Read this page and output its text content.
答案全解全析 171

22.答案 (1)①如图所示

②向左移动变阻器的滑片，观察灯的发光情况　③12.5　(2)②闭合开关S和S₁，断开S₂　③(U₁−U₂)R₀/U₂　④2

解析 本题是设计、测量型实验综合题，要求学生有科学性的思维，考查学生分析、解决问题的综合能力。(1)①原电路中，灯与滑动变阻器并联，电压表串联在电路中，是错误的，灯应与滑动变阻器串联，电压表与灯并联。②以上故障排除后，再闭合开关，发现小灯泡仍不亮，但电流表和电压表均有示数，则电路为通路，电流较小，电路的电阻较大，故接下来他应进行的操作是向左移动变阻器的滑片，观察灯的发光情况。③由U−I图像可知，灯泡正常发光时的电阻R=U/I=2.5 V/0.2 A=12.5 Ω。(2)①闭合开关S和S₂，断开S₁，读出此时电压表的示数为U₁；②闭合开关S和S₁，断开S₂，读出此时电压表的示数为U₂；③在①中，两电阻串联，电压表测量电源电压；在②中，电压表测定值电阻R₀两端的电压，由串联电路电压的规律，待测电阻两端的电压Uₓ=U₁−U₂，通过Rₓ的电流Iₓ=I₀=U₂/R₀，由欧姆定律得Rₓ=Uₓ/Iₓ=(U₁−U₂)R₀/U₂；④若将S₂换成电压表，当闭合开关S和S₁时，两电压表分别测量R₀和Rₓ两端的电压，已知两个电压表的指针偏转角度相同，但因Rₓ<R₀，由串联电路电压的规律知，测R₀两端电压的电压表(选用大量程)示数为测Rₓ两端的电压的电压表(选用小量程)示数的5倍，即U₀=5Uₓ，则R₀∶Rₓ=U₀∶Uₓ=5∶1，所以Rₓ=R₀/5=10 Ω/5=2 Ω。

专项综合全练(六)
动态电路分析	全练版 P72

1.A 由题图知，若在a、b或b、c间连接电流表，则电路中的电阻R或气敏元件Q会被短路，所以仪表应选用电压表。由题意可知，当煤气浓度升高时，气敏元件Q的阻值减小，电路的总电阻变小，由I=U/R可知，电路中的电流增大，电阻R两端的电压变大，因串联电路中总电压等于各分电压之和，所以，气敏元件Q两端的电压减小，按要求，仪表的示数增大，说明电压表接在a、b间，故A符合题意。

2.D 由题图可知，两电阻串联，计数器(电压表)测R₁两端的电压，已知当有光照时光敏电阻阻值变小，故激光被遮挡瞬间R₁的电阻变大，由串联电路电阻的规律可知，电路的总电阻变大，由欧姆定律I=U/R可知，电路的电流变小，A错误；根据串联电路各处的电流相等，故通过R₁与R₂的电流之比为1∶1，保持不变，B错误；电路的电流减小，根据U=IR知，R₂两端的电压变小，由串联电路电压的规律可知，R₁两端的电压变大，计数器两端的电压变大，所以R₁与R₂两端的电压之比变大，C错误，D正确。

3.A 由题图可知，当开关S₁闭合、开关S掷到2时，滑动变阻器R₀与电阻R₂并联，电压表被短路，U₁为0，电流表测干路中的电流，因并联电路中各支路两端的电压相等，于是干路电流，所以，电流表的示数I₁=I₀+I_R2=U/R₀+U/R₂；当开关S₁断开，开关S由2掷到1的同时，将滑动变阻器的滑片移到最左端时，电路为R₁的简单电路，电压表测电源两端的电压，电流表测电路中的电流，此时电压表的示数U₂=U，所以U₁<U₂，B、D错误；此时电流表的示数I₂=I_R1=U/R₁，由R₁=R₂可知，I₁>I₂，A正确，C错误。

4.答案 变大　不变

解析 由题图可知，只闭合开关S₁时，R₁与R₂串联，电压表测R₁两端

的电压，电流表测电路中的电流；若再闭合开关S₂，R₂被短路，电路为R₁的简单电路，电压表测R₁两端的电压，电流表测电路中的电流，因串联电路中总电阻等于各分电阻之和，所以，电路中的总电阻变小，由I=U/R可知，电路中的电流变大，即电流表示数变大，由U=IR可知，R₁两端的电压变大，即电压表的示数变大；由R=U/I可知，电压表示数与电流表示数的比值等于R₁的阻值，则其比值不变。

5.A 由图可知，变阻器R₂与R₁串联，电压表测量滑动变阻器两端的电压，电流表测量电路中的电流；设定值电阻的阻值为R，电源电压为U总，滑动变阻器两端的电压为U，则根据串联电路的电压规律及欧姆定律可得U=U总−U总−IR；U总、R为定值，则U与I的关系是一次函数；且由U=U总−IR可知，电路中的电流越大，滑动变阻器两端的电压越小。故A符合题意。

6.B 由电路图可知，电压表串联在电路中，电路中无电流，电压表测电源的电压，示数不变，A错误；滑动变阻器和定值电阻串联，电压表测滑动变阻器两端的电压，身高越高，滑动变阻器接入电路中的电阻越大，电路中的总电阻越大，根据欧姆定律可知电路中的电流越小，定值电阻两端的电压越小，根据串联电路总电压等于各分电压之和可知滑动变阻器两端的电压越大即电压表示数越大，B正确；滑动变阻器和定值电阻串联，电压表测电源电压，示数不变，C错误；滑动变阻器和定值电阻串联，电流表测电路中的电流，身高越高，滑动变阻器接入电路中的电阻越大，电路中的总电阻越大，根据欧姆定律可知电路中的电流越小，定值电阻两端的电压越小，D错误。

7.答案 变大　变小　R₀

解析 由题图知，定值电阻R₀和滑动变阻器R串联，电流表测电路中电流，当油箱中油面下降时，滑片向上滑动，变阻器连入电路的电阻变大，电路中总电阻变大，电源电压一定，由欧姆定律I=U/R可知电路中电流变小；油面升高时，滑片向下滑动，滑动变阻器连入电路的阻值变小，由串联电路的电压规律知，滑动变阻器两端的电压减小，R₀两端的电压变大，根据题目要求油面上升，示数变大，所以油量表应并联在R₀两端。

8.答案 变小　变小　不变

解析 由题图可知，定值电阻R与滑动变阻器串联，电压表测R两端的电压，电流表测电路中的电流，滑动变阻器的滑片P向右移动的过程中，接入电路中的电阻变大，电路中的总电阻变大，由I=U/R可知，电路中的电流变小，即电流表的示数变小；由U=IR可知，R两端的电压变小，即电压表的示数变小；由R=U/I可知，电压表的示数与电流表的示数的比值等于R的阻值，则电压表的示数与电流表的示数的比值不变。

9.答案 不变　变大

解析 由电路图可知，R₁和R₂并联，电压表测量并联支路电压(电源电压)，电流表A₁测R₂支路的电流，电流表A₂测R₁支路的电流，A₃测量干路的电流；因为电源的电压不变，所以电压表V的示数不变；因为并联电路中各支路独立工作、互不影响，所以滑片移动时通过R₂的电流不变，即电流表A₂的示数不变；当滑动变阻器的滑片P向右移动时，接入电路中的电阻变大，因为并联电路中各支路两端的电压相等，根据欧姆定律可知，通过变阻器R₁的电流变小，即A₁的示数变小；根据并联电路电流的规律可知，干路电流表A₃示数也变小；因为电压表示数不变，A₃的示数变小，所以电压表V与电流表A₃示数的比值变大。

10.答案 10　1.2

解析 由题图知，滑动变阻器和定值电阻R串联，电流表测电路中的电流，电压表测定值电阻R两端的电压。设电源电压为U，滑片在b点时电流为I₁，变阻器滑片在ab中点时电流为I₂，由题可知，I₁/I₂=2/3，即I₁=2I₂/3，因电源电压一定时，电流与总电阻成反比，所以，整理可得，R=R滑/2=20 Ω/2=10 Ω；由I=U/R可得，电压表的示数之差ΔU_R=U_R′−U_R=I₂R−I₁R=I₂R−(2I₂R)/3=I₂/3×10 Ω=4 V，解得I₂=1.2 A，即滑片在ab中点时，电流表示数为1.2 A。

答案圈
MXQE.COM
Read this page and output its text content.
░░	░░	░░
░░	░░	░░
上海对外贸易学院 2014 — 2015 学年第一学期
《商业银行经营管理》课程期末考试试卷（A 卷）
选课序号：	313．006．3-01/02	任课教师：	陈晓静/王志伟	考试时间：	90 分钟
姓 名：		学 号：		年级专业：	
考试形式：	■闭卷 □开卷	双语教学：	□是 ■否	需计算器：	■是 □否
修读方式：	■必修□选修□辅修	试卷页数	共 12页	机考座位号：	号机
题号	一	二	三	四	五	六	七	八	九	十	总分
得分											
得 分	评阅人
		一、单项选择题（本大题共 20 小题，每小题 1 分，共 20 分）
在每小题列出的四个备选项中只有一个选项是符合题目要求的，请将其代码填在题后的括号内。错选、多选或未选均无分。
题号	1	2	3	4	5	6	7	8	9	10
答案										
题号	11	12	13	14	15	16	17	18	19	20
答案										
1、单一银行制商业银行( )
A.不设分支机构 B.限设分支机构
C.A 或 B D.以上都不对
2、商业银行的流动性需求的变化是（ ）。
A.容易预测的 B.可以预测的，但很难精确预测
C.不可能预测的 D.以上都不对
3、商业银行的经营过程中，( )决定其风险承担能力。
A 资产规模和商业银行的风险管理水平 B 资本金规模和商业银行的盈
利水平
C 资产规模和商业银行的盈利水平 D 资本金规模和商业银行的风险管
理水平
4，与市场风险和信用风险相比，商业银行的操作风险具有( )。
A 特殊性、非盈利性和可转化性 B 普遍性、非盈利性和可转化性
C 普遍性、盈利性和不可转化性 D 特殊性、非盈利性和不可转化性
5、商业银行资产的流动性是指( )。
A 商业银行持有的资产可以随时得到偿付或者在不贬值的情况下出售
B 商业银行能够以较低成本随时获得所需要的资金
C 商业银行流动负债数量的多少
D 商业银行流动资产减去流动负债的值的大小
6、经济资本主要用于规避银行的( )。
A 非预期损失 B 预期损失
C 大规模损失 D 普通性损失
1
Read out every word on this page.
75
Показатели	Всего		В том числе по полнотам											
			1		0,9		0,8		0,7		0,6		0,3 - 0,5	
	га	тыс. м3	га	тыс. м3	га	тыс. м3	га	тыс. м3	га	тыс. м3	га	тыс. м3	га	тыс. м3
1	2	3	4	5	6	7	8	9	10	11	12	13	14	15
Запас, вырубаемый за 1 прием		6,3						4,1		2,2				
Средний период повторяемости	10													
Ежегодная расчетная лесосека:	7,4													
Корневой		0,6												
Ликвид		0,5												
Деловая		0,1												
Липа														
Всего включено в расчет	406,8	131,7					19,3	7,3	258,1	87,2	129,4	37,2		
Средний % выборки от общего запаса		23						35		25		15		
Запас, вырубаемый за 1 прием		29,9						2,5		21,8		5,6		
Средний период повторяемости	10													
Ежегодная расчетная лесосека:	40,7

TASK DIRECTIONS:
From the records given above, copy all lines containing "R₁两端的电压变大".

COMPLETE ANSWER:
2.D 由题图可知，两电阻串联，计数器(电压表)测R₁两端的电压，已知当有光照时光敏电阻阻值变小，故激光被遮挡瞬间R₁的电阻变大，由串联电路电阻的规律可知，电路的总电阻变大，由欧姆定律I=U/R可知，电路的电流变小，A错误；根据串联电路各处的电流相等，故通过R₁与R₂的电流之比为1∶1，保持不变，B错误；电路的电流减小，根据U=IR知，R₂两端的电压变小，由串联电路电压的规律可知，R₁两端的电压变大，计数器两端的电压变大，所以R₁与R₂两端的电压之比变大，C错误，D正确。
的电压，电流表测电路中的电流；若再闭合开关S₂，R₂被短路，电路为R₁的简单电路，电压表测R₁两端的电压，电流表测电路中的电流，因串联电路中总电阻等于各分电阻之和，所以，电路中的总电阻变小，由I=U/R可知，电路中的电流变大，即电流表示数变大，由U=IR可知，R₁两端的电压变大，即电压表的示数变大；由R=U/I可知，电压表示数与电流表示数的比值等于R₁的阻值，则其比值不变。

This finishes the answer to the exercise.